* ТЕКСТ ДОКУМЕНТА
#####

Но ученых людей, приезжающих во Львов познакомиться с букварем, меньше интересует, чем он от букварей позднейших отличается, больше — что у них общего. Ибо Соболь, составляя его, использовал все толковое — начиная от названия, — что найдено было раньше, в первых книжках для чтения, а составители букварей позднейших — и то уже, что придумано было Соболем. К примеру, славному просветителю Симеону Полоцкому — тоже рожденному на белорусской земле, — было поручено через пять десятилетий составить букварь для обучения малолетнего царевича, будущего царя Петра Великого. Так когда букварь Симеона Полоцкого листаешь, видишь — учтено в нем и то, что опробовано было сначала Соболем.
Находка к находке, придумка к придумке — с годами букварь становился лучше и лучше. Мы благодарны всем его создателям. Однако тем первым, чьи едва различимые фигуры за дымкой веков встают в воображении в мерцании оплывших свечей, в копоти лучин, — благодарность особая…
Букварь из Кутеина сохранился до нашего времени всего в одном-единственном экземпляре. Том самом, что во Львове. Каждый знает — чем лучше книга, тем короче ее век. Это плохой книге, которой люди мало интересуются, легче сохраниться. Сто лет может такая важно простоять на полке, а выглядеть будет, словно вчера из типографии. А книге интересной, разумной застояться не дадут. Очень скоро после выхода у нее и обложка, точно лоб мудреца, возьмется морщинами, и истончатся, расползутся от частого прикосновения рук страницы, и поблекнет, выцветет краска. Но книга такая может гордиться видом своим, будто славный воин боевыми ранами… Львовский экземпляр в одиночестве остался, потому что необходимым для людей стало создание Соболя. Пользовалось огромным спросом. И не стояло, попав в дом, нетронутым, а честно отрабатывало потраченные на него хозяевами деньги — человека за человеком приобщало к грамоте, из рук в руки переходило. Вот и нет у него братьев-близнецов — погибли на славном просветительском поприще.
Шумят, переговариваются над речушкой-ручейком Кутеинкой вековые сосны. Бегут под ними у Соболя дни в хлопотах и заботах. А в мире происходят большие и малые события. Эхо их докатывается и сюда, находит отзвук и в его судьбе.

#####

* ИСХОДНЫЕ ДАННЫЕ
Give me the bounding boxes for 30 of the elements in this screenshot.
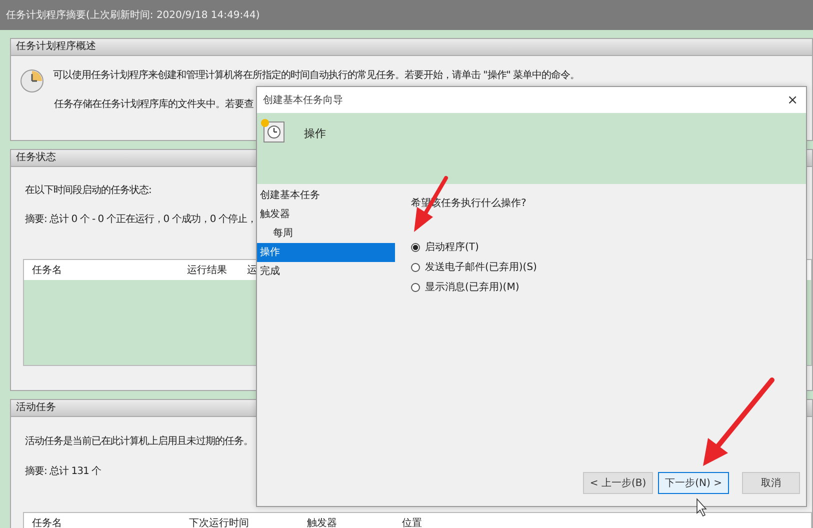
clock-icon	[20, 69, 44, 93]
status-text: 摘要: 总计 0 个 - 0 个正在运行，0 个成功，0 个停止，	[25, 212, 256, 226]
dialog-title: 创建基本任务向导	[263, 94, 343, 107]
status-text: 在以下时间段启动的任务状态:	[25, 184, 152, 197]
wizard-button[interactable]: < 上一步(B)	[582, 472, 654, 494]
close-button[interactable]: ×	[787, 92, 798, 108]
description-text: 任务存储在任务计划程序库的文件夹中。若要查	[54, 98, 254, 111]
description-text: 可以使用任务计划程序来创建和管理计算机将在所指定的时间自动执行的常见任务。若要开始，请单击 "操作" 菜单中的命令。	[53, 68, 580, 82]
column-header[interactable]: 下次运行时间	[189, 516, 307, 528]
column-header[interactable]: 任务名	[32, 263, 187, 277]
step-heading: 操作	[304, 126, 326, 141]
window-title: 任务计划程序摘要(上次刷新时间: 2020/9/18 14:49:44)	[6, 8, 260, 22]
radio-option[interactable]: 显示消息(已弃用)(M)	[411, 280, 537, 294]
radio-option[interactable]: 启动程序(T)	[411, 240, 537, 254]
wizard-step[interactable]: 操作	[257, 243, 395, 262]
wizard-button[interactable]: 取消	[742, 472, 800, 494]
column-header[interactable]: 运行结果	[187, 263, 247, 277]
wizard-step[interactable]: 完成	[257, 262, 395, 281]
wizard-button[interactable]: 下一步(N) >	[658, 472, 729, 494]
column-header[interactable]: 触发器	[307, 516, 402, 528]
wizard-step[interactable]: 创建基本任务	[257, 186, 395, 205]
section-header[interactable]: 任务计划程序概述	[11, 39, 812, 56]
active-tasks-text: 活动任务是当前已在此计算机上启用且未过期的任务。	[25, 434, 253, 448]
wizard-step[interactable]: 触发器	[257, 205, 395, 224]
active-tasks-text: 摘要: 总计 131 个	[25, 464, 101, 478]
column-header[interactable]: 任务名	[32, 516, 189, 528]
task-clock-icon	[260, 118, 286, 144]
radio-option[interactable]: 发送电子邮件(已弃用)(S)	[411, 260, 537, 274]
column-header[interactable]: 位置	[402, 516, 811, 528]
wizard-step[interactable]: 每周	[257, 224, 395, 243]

#####

* ЦЕЛЬ ЗАДАНИЯ
Воспроизведите без изменений фрагмент текста о букваре Соболя, начиная со слов «Но ученых людей, приезжающих» и заканчивая словами «было сначала Соболем.».

* РЕЗУЛЬТАТ ЗАДАНИЯ
Но ученых людей, приезжающих во Львов познакомиться с букварем, меньше интересует, чем он от букварей позднейших отличается, больше — что у них общего. Ибо Соболь, составляя его, использовал все толковое — начиная от названия, — что найдено было раньше, в первых книжках для чтения, а составители букварей позднейших — и то уже, что придумано было Соболем. К примеру, славному просветителю Симеону Полоцкому — тоже рожденному на белорусской земле, — было поручено через пять десятилетий составить букварь для обучения малолетнего царевича, будущего царя Петра Великого. Так когда букварь Симеона Полоцкого листаешь, видишь — учтено в нем и то, что опробовано было сначала Соболем.